WHAT YOU WILL DO: Produce the listing below again, exactly as shown.

MATERIAL SUPPLIED:
========
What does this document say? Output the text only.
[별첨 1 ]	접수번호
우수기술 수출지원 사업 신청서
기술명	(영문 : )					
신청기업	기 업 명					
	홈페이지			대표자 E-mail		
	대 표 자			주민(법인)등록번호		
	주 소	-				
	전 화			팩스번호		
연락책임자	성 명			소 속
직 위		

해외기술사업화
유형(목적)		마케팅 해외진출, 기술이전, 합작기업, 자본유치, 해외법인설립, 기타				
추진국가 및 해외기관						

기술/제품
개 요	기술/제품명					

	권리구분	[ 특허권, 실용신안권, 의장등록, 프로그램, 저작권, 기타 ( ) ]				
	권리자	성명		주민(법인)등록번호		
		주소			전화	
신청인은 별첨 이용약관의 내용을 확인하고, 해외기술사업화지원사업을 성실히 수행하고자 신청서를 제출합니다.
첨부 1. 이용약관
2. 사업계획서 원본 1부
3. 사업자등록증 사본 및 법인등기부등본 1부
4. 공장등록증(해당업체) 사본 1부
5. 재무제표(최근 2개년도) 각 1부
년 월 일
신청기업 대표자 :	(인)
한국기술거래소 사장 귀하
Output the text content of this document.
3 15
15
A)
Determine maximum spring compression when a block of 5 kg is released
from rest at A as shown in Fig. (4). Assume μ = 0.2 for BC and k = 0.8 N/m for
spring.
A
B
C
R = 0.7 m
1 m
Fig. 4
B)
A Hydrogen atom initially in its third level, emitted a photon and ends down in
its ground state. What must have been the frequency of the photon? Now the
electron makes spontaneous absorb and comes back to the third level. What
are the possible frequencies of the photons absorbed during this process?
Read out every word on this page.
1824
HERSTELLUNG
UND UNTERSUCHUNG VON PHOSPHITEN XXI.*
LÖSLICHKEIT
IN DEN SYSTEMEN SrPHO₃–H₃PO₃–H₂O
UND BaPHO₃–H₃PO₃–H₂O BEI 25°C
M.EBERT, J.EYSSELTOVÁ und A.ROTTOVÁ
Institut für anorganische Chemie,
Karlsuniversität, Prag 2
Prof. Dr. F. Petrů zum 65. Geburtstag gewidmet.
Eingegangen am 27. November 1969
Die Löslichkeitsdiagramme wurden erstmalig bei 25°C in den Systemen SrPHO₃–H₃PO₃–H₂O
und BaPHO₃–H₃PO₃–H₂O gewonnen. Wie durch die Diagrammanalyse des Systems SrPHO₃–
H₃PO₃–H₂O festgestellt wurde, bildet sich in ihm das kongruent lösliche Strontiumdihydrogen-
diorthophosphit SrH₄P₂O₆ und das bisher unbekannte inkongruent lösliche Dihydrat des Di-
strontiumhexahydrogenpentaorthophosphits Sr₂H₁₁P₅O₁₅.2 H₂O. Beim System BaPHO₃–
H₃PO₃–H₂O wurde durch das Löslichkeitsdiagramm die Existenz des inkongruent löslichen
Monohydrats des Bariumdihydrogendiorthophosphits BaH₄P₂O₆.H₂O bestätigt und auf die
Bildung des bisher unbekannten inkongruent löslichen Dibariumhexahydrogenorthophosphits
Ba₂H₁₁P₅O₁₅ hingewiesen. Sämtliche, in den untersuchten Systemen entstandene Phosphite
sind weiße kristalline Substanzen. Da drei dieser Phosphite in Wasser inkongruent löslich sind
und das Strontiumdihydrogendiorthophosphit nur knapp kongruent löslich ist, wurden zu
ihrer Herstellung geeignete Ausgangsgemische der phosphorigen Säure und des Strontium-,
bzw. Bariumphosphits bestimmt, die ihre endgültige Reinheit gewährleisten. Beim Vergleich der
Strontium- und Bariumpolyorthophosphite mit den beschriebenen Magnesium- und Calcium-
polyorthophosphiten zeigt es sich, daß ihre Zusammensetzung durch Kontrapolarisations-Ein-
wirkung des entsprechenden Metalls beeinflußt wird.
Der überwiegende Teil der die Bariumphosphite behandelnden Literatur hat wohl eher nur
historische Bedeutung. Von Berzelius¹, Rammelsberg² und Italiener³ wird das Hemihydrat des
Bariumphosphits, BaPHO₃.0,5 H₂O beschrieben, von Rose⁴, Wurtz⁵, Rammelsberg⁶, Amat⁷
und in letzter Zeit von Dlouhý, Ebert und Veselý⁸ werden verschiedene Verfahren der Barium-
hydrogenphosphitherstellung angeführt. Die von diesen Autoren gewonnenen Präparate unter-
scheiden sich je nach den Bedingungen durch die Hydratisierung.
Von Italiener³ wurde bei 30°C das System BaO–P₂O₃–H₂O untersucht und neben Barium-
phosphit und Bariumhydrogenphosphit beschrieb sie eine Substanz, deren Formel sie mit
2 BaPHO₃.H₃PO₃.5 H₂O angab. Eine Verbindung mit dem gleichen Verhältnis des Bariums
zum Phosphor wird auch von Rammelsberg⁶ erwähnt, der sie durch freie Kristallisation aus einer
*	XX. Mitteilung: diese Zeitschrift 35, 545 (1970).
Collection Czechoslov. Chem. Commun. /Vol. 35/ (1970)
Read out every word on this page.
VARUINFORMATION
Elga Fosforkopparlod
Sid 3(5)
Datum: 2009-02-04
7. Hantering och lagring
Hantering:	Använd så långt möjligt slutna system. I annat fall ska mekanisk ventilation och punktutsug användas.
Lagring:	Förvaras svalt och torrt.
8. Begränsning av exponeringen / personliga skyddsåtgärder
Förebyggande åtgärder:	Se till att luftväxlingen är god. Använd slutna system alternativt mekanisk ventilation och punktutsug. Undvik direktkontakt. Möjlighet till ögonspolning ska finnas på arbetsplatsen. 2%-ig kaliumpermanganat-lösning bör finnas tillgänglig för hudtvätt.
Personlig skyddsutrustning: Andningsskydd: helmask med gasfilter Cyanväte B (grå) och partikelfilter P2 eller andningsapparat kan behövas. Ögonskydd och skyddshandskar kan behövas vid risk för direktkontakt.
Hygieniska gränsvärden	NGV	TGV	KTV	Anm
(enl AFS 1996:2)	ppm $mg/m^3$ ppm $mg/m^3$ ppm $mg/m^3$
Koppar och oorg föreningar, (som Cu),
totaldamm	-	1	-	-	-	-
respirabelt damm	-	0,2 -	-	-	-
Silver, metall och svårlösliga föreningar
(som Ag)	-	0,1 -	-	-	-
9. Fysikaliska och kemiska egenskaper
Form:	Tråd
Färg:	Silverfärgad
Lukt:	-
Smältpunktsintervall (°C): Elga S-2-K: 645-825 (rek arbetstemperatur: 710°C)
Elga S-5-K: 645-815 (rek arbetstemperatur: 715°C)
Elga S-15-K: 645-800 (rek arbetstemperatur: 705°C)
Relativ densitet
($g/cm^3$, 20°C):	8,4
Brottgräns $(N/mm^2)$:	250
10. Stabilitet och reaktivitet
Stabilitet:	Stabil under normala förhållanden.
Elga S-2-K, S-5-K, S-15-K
========
RESPONSE:
What does this document say? Output the text only.
[별첨 1 ]	접수번호
우수기술 수출지원 사업 신청서
기술명	(영문 : )					
신청기업	기 업 명					
	홈페이지			대표자 E-mail		
	대 표 자			주민(법인)등록번호		
	주 소	-				
	전 화			팩스번호		
연락책임자	성 명			소 속
직 위		

해외기술사업화
유형(목적)		마케팅 해외진출, 기술이전, 합작기업, 자본유치, 해외법인설립, 기타				
추진국가 및 해외기관						

기술/제품
개 요	기술/제품명					

	권리구분	[ 특허권, 실용신안권, 의장등록, 프로그램, 저작권, 기타 ( ) ]				
	권리자	성명		주민(법인)등록번호		
		주소			전화	
신청인은 별첨 이용약관의 내용을 확인하고, 해외기술사업화지원사업을 성실히 수행하고자 신청서를 제출합니다.
첨부 1. 이용약관
2. 사업계획서 원본 1부
3. 사업자등록증 사본 및 법인등기부등본 1부
4. 공장등록증(해당업체) 사본 1부
5. 재무제표(최근 2개년도) 각 1부
년 월 일
신청기업 대표자 :	(인)
한국기술거래소 사장 귀하
Output the text content of this document.
3 15
15
A)
Determine maximum spring compression when a block of 5 kg is released
from rest at A as shown in Fig. (4). Assume μ = 0.2 for BC and k = 0.8 N/m for
spring.
A
B
C
R = 0.7 m
1 m
Fig. 4
B)
A Hydrogen atom initially in its third level, emitted a photon and ends down in
its ground state. What must have been the frequency of the photon? Now the
electron makes spontaneous absorb and comes back to the third level. What
are the possible frequencies of the photons absorbed during this process?
Read out every word on this page.
1824
HERSTELLUNG
UND UNTERSUCHUNG VON PHOSPHITEN XXI.*
LÖSLICHKEIT
IN DEN SYSTEMEN SrPHO₃–H₃PO₃–H₂O
UND BaPHO₃–H₃PO₃–H₂O BEI 25°C
M.EBERT, J.EYSSELTOVÁ und A.ROTTOVÁ
Institut für anorganische Chemie,
Karlsuniversität, Prag 2
Prof. Dr. F. Petrů zum 65. Geburtstag gewidmet.
Eingegangen am 27. November 1969
Die Löslichkeitsdiagramme wurden erstmalig bei 25°C in den Systemen SrPHO₃–H₃PO₃–H₂O
und BaPHO₃–H₃PO₃–H₂O gewonnen. Wie durch die Diagrammanalyse des Systems SrPHO₃–
H₃PO₃–H₂O festgestellt wurde, bildet sich in ihm das kongruent lösliche Strontiumdihydrogen-
diorthophosphit SrH₄P₂O₆ und das bisher unbekannte inkongruent lösliche Dihydrat des Di-
strontiumhexahydrogenpentaorthophosphits Sr₂H₁₁P₅O₁₅.2 H₂O. Beim System BaPHO₃–
H₃PO₃–H₂O wurde durch das Löslichkeitsdiagramm die Existenz des inkongruent löslichen
Monohydrats des Bariumdihydrogendiorthophosphits BaH₄P₂O₆.H₂O bestätigt und auf die
Bildung des bisher unbekannten inkongruent löslichen Dibariumhexahydrogenorthophosphits
Ba₂H₁₁P₅O₁₅ hingewiesen. Sämtliche, in den untersuchten Systemen entstandene Phosphite
sind weiße kristalline Substanzen. Da drei dieser Phosphite in Wasser inkongruent löslich sind
und das Strontiumdihydrogendiorthophosphit nur knapp kongruent löslich ist, wurden zu
ihrer Herstellung geeignete Ausgangsgemische der phosphorigen Säure und des Strontium-,
bzw. Bariumphosphits bestimmt, die ihre endgültige Reinheit gewährleisten. Beim Vergleich der
Strontium- und Bariumpolyorthophosphite mit den beschriebenen Magnesium- und Calcium-
polyorthophosphiten zeigt es sich, daß ihre Zusammensetzung durch Kontrapolarisations-Ein-
wirkung des entsprechenden Metalls beeinflußt wird.
Der überwiegende Teil der die Bariumphosphite behandelnden Literatur hat wohl eher nur
historische Bedeutung. Von Berzelius¹, Rammelsberg² und Italiener³ wird das Hemihydrat des
Bariumphosphits, BaPHO₃.0,5 H₂O beschrieben, von Rose⁴, Wurtz⁵, Rammelsberg⁶, Amat⁷
und in letzter Zeit von Dlouhý, Ebert und Veselý⁸ werden verschiedene Verfahren der Barium-
hydrogenphosphitherstellung angeführt. Die von diesen Autoren gewonnenen Präparate unter-
scheiden sich je nach den Bedingungen durch die Hydratisierung.
Von Italiener³ wurde bei 30°C das System BaO–P₂O₃–H₂O untersucht und neben Barium-
phosphit und Bariumhydrogenphosphit beschrieb sie eine Substanz, deren Formel sie mit
2 BaPHO₃.H₃PO₃.5 H₂O angab. Eine Verbindung mit dem gleichen Verhältnis des Bariums
zum Phosphor wird auch von Rammelsberg⁶ erwähnt, der sie durch freie Kristallisation aus einer
*	XX. Mitteilung: diese Zeitschrift 35, 545 (1970).
Collection Czechoslov. Chem. Commun. /Vol. 35/ (1970)
Read out every word on this page.
VARUINFORMATION
Elga Fosforkopparlod
Sid 3(5)
Datum: 2009-02-04
7. Hantering och lagring
Hantering:	Använd så långt möjligt slutna system. I annat fall ska mekanisk ventilation och punktutsug användas.
Lagring:	Förvaras svalt och torrt.
8. Begränsning av exponeringen / personliga skyddsåtgärder
Förebyggande åtgärder:	Se till att luftväxlingen är god. Använd slutna system alternativt mekanisk ventilation och punktutsug. Undvik direktkontakt. Möjlighet till ögonspolning ska finnas på arbetsplatsen. 2%-ig kaliumpermanganat-lösning bör finnas tillgänglig för hudtvätt.
Personlig skyddsutrustning: Andningsskydd: helmask med gasfilter Cyanväte B (grå) och partikelfilter P2 eller andningsapparat kan behövas. Ögonskydd och skyddshandskar kan behövas vid risk för direktkontakt.
Hygieniska gränsvärden	NGV	TGV	KTV	Anm
(enl AFS 1996:2)	ppm $mg/m^3$ ppm $mg/m^3$ ppm $mg/m^3$
Koppar och oorg föreningar, (som Cu),
totaldamm	-	1	-	-	-	-
respirabelt damm	-	0,2 -	-	-	-
Silver, metall och svårlösliga föreningar
(som Ag)	-	0,1 -	-	-	-
9. Fysikaliska och kemiska egenskaper
Form:	Tråd
Färg:	Silverfärgad
Lukt:	-
Smältpunktsintervall (°C): Elga S-2-K: 645-825 (rek arbetstemperatur: 710°C)
Elga S-5-K: 645-815 (rek arbetstemperatur: 715°C)
Elga S-15-K: 645-800 (rek arbetstemperatur: 705°C)
Relativ densitet
($g/cm^3$, 20°C):	8,4
Brottgräns $(N/mm^2)$:	250
10. Stabilitet och reaktivitet
Stabilitet:	Stabil under normala förhållanden.
Elga S-2-K, S-5-K, S-15-K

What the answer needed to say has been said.